TASK TO CARRY OUT: Check each line of the records below and collect those that include the word "title".

DATA SHOWN:

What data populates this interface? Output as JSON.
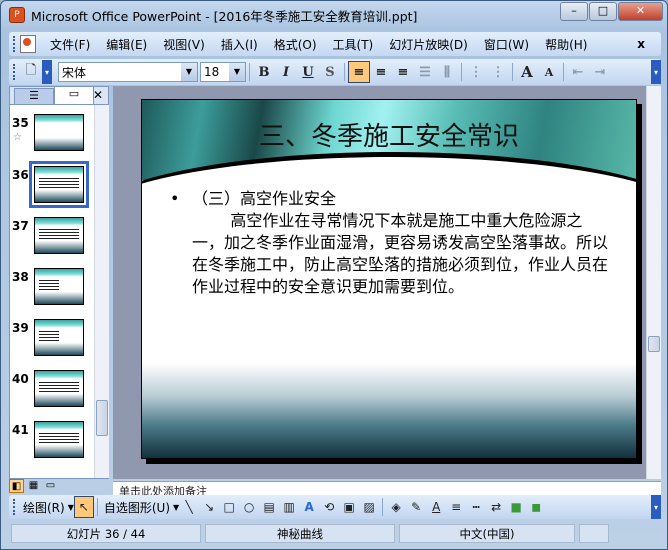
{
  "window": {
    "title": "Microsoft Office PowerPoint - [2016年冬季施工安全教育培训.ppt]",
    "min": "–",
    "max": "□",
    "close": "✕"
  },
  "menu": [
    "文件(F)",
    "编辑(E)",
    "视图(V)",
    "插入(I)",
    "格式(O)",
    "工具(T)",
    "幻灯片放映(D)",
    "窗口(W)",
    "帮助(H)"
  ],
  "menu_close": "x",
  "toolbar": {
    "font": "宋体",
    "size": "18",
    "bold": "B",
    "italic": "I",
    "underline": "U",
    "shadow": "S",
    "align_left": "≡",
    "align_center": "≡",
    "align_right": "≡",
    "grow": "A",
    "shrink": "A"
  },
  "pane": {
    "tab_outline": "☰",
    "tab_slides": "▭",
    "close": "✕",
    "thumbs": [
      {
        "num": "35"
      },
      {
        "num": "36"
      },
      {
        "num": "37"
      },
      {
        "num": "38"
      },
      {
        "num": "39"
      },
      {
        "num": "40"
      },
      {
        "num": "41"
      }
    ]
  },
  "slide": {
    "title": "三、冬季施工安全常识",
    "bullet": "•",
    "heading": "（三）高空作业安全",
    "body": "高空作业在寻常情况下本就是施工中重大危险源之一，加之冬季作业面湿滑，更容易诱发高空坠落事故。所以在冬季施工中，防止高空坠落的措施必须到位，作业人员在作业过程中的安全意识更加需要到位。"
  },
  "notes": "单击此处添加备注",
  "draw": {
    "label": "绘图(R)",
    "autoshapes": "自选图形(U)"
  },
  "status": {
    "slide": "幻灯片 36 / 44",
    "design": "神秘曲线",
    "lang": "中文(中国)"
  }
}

SOLVED EXERCISE:
    "title": "Microsoft Office PowerPoint - [2016年冬季施工安全教育培训.ppt]",
    "title": "三、冬季施工安全常识",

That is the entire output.